**PROBLEM REQUIREMENTS**:
Gather up every line that includes the string "ресурсы".

**MATERIALS PROVIDED**:
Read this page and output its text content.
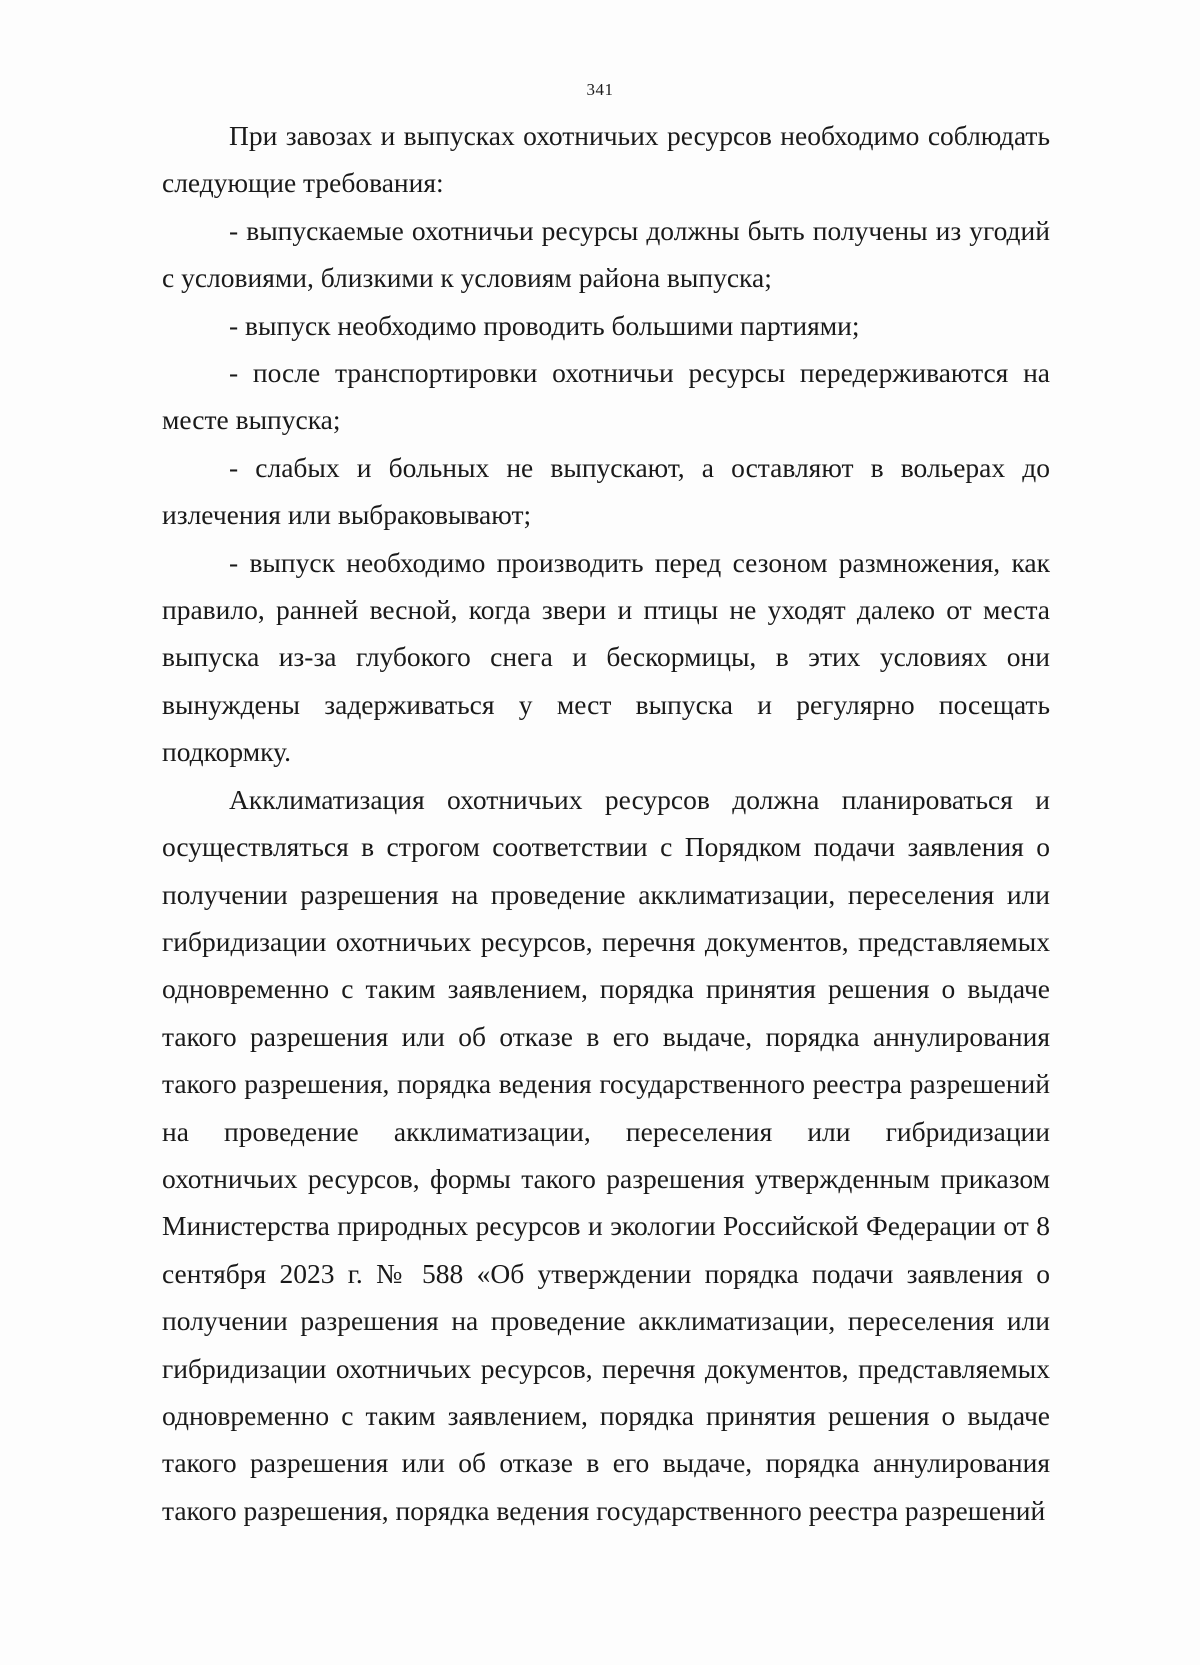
341

При завозах и выпусках охотничьих ресурсов необходимо соблюдать следующие требования:

- выпускаемые охотничьи ресурсы должны быть получены из угодий с условиями, близкими к условиям района выпуска;

- выпуск необходимо проводить большими партиями;

- после транспортировки охотничьи ресурсы передерживаются на месте выпуска;

- слабых и больных не выпускают, а оставляют в вольерах до излечения или выбраковывают;

- выпуск необходимо производить перед сезоном размножения, как правило, ранней весной, когда звери и птицы не уходят далеко от места выпуска из-за глубокого снега и бескормицы, в этих условиях они вынуждены задерживаться у мест выпуска и регулярно посещать подкормку.

Акклиматизация охотничьих ресурсов должна планироваться и осуществляться в строгом соответствии с Порядком подачи заявления о получении разрешения на проведение акклиматизации, переселения или гибридизации охотничьих ресурсов, перечня документов, представляемых одновременно с таким заявлением, порядка принятия решения о выдаче такого разрешения или об отказе в его выдаче, порядка аннулирования такого разрешения, порядка ведения государственного реестра разрешений на проведение акклиматизации, переселения или гибридизации охотничьих ресурсов, формы такого разрешения утвержденным приказом Министерства природных ресурсов и экологии Российской Федерации от 8 сентября 2023 г. № 588 «Об утверждении порядка подачи заявления о получении разрешения на проведение акклиматизации, переселения или гибридизации охотничьих ресурсов, перечня документов, представляемых одновременно с таким заявлением, порядка принятия решения о выдаче такого разрешения или об отказе в его выдаче, порядка аннулирования такого разрешения, порядка ведения государственного реестра разрешений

**OUTPUT FOR THIS EXERCISE**:
- выпускаемые охотничьи ресурсы должны быть получены из угодий с условиями, близкими к условиям района выпуска;
- после транспортировки охотничьи ресурсы передерживаются на месте выпуска;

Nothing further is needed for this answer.